» **Stated task**:
Leave every picture out and write out the records below exactly.

## Begin Material supplied

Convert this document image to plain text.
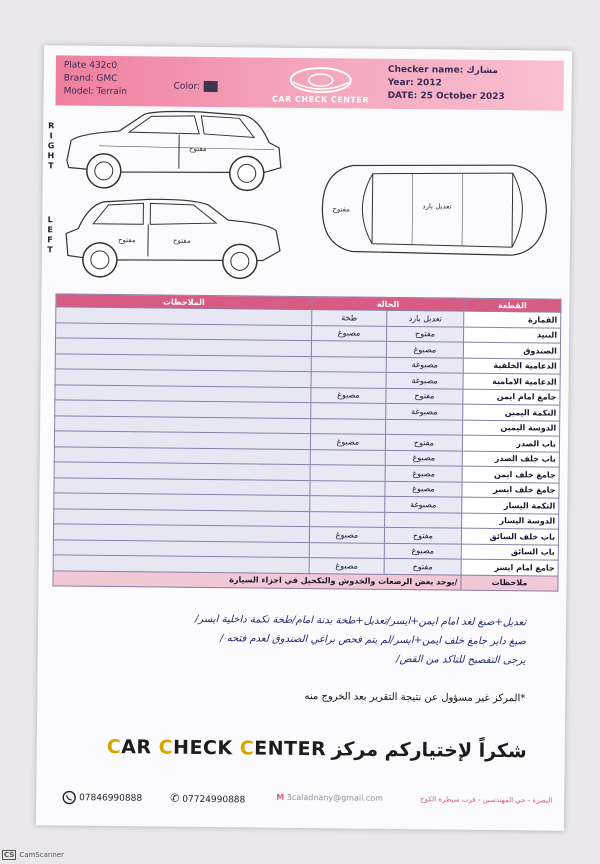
Plate 432c0
Brand: GMC
Model: Terrain	Color:
CAR CHECK CENTER
Checker name: مشارك
Year: 2012
DATE: 25 October 2023
R I G H T
L E F T
مفتوح
مفتوح	مفتوح
مفتوح	تعديل بارد
الملاحظات	الحالة		القطعة
	طخة	تعديل بارد	القمارة
	مصبوغ	مفتوح	البنيد
		مصبوغ	الصندوق
		مصبوغة	الدعامية الخلفية
		مصبوغة	الدعامية الامامية
	مصبوغ	مفتوح	جامغ امام ايمن
		مصبوغة	التكمة اليمين
			الدوسة اليمين
	مصبوغ	مفتوح	باب الصدر
		مصبوغ	باب خلف الصدر
		مصبوغ	جامغ خلف ايمن
		مصبوغ	جامغ خلف ايسر
		مصبوغة	التكمة اليسار
			الدوسة اليسار
	مصبوغ	مفتوح	باب خلف السائق
		مصبوغ	باب السائق
	مصبوغ	مفتوح	جامغ امام ايسر
يوجد بعض الرصعات والخدوش والتكحيل في اجزاء السيارة/			ملاحظات
تعديل+صبغ لغد امام ايمن+ايسر/تعديل+طخة بدنة امام/طخة تكمة داخلية ايسر/
صبغ داير جامغ خلف ايمن+ايسر/لم يتم فحص براغي الصندوق لعدم فتحه /
يرجى التفصيح للتاكد من القص/
*المركز غير مسؤول عن نتيجة التقرير بعد الخروج منه
CAR CHECK CENTER شكراً لإختياركم مركز
07846990888	✆ 07724990888	M 3caladnany@gmail.com	البصرة - حي المهندسين - قرب سيطرة الكوخ
CS CamScanner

## End Material supplied

» **Task output**:
Convert this document image to plain text.
Plate 432c0
Brand: GMC
Model: Terrain	Color:
CAR CHECK CENTER
Checker name: مشارك
Year: 2012
DATE: 25 October 2023
R I G H T
L E F T
مفتوح
مفتوح	مفتوح
مفتوح	تعديل بارد
الملاحظات	الحالة		القطعة
	طخة	تعديل بارد	القمارة
	مصبوغ	مفتوح	البنيد
		مصبوغ	الصندوق
		مصبوغة	الدعامية الخلفية
		مصبوغة	الدعامية الامامية
	مصبوغ	مفتوح	جامغ امام ايمن
		مصبوغة	التكمة اليمين
			الدوسة اليمين
	مصبوغ	مفتوح	باب الصدر
		مصبوغ	باب خلف الصدر
		مصبوغ	جامغ خلف ايمن
		مصبوغ	جامغ خلف ايسر
		مصبوغة	التكمة اليسار
			الدوسة اليسار
	مصبوغ	مفتوح	باب خلف السائق
		مصبوغ	باب السائق
	مصبوغ	مفتوح	جامغ امام ايسر
يوجد بعض الرصعات والخدوش والتكحيل في اجزاء السيارة/			ملاحظات
تعديل+صبغ لغد امام ايمن+ايسر/تعديل+طخة بدنة امام/طخة تكمة داخلية ايسر/
صبغ داير جامغ خلف ايمن+ايسر/لم يتم فحص براغي الصندوق لعدم فتحه /
يرجى التفصيح للتاكد من القص/
*المركز غير مسؤول عن نتيجة التقرير بعد الخروج منه
CAR CHECK CENTER شكراً لإختياركم مركز
07846990888	✆ 07724990888	M 3caladnany@gmail.com	البصرة - حي المهندسين - قرب سيطرة الكوخ
CS CamScanner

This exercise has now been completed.